--- Data supplied ---

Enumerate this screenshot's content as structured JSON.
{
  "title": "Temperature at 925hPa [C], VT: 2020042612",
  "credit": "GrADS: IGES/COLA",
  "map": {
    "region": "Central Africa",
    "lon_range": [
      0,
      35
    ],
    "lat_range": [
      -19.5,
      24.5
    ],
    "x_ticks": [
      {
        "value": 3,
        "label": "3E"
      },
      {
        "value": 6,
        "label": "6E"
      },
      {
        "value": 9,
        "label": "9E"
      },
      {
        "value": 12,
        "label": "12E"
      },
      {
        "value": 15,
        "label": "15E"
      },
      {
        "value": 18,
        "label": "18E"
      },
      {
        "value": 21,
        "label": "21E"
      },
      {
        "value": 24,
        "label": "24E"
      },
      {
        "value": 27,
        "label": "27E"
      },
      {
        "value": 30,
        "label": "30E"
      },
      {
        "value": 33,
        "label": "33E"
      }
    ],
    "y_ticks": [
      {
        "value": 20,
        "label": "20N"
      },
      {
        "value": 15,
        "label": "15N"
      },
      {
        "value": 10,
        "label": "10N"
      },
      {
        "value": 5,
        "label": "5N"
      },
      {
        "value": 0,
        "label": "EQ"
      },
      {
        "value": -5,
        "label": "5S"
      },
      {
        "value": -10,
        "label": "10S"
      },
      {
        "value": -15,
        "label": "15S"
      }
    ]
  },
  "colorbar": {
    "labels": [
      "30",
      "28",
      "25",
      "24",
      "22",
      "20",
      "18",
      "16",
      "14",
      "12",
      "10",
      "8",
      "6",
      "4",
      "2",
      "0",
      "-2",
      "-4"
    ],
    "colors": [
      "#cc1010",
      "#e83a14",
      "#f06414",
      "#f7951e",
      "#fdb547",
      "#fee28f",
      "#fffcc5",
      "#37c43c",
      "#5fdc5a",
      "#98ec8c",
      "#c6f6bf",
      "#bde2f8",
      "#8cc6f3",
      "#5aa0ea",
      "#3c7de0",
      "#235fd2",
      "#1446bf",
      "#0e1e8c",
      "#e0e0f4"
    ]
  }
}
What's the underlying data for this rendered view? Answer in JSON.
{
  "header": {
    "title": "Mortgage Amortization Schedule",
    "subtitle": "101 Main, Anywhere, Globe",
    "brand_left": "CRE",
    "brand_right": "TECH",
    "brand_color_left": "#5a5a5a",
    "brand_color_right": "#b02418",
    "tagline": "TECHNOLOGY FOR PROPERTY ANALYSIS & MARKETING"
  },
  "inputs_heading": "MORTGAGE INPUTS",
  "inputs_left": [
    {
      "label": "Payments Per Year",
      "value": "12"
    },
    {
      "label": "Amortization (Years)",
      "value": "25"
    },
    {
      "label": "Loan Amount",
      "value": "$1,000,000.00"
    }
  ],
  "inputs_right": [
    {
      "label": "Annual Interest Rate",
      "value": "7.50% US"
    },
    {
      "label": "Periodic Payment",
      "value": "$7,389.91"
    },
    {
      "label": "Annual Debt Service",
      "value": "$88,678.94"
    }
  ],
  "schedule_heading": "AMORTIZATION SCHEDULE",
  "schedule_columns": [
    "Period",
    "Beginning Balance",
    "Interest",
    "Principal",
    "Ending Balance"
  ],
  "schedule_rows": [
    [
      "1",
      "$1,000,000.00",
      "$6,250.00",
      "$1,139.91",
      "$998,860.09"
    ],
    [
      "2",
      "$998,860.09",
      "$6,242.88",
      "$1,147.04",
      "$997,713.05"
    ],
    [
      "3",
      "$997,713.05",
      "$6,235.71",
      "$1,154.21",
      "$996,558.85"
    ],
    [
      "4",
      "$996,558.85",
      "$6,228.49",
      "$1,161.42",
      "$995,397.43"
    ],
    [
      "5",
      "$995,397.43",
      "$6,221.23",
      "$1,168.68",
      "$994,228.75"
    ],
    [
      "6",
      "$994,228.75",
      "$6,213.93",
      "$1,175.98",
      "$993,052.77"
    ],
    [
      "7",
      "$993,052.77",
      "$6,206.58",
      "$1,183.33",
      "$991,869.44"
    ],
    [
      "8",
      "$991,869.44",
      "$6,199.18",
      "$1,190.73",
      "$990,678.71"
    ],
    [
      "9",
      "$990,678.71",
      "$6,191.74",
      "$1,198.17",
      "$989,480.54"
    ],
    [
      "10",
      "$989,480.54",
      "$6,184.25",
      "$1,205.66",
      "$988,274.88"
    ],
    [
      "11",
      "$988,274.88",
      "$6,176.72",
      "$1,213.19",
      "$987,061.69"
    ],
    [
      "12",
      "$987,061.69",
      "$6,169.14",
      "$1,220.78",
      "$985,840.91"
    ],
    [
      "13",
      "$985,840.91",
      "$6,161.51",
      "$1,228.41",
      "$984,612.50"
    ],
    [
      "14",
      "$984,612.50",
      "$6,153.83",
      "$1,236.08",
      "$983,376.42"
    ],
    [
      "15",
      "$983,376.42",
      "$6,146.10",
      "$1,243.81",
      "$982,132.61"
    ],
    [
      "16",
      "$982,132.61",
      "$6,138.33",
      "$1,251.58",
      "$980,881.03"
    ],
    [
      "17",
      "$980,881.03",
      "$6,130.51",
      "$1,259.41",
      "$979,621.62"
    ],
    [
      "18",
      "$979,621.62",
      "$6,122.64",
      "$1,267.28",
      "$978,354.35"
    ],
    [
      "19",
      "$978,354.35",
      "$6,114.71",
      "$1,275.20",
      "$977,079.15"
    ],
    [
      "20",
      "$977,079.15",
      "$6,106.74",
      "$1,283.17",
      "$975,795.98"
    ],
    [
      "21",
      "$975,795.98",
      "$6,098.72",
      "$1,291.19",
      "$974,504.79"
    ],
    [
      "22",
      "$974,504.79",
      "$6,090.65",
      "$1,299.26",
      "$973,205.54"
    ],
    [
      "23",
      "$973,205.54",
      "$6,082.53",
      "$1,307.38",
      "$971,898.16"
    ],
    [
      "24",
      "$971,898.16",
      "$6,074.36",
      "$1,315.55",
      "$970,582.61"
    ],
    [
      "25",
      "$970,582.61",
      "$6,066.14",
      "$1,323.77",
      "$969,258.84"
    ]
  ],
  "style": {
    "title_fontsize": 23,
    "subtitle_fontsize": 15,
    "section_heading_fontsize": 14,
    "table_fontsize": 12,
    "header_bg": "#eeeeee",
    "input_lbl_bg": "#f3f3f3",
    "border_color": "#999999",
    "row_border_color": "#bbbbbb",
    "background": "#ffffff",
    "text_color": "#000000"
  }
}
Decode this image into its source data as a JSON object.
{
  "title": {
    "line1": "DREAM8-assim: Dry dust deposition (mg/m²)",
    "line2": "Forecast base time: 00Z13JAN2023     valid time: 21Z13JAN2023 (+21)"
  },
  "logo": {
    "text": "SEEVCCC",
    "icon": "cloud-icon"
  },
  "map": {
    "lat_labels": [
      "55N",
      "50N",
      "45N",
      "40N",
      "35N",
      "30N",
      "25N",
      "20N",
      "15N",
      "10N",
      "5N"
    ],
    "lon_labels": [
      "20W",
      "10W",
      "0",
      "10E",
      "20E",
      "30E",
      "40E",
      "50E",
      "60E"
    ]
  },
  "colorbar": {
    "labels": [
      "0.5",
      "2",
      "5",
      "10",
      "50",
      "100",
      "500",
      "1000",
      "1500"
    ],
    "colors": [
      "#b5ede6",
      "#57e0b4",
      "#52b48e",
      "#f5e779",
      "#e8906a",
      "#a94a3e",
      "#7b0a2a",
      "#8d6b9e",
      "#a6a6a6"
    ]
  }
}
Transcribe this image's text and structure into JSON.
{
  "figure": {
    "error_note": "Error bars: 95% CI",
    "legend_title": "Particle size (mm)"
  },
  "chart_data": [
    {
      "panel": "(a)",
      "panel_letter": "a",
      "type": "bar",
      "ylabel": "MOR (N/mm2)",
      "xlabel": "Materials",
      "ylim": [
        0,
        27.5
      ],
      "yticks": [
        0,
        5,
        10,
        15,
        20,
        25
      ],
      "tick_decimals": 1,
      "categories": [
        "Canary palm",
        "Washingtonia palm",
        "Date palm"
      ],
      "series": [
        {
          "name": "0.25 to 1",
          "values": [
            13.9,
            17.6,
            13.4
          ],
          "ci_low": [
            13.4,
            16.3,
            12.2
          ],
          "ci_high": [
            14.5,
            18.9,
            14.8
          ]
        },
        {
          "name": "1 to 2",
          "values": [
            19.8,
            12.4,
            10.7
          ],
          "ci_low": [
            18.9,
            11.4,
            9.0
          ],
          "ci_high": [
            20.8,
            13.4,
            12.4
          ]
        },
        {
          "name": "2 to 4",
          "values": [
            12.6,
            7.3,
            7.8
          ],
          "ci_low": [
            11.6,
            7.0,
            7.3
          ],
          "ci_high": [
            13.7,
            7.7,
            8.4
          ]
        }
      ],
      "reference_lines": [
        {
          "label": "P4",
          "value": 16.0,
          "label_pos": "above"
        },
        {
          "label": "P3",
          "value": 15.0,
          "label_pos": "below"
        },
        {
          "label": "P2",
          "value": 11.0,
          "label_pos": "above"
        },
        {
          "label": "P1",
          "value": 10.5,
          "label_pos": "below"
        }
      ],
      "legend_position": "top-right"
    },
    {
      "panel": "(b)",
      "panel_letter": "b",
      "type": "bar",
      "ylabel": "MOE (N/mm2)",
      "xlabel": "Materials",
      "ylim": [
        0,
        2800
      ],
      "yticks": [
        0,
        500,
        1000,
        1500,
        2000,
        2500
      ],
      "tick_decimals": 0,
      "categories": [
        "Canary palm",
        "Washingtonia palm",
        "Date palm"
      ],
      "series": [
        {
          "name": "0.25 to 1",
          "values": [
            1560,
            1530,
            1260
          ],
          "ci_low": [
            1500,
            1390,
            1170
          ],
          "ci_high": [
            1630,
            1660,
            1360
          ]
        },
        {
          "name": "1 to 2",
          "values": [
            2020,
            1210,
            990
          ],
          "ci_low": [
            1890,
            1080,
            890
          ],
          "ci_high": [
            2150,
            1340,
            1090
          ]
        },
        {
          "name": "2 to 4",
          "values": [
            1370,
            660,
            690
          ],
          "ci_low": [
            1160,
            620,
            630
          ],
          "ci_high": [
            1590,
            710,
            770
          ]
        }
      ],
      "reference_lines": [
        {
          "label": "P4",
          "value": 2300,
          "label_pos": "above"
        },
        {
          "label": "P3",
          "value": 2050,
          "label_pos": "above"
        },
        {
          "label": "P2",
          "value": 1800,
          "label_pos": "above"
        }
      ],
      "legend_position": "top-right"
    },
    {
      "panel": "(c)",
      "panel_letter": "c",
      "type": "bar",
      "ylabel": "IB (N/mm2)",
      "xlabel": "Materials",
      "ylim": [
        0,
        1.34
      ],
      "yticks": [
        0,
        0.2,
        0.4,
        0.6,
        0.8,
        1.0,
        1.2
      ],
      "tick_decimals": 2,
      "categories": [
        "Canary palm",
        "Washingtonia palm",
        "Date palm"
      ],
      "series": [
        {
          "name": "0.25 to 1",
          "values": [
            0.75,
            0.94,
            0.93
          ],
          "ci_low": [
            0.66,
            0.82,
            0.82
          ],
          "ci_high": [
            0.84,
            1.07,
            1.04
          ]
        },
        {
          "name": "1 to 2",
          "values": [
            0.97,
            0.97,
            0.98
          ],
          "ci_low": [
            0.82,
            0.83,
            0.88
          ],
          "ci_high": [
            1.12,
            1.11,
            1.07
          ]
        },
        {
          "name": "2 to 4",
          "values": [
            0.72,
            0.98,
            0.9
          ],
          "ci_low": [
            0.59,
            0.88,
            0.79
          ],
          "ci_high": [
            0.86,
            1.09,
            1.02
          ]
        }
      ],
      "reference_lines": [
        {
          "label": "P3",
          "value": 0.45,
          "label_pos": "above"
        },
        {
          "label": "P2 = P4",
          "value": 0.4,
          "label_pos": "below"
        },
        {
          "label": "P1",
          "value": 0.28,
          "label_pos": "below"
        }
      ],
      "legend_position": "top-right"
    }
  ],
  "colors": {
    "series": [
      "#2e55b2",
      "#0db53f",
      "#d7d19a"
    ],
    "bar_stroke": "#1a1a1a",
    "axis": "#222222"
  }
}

---

What you are asked to do
Find every line with "into" in the listing and state how many there are, nothing else.

Response
2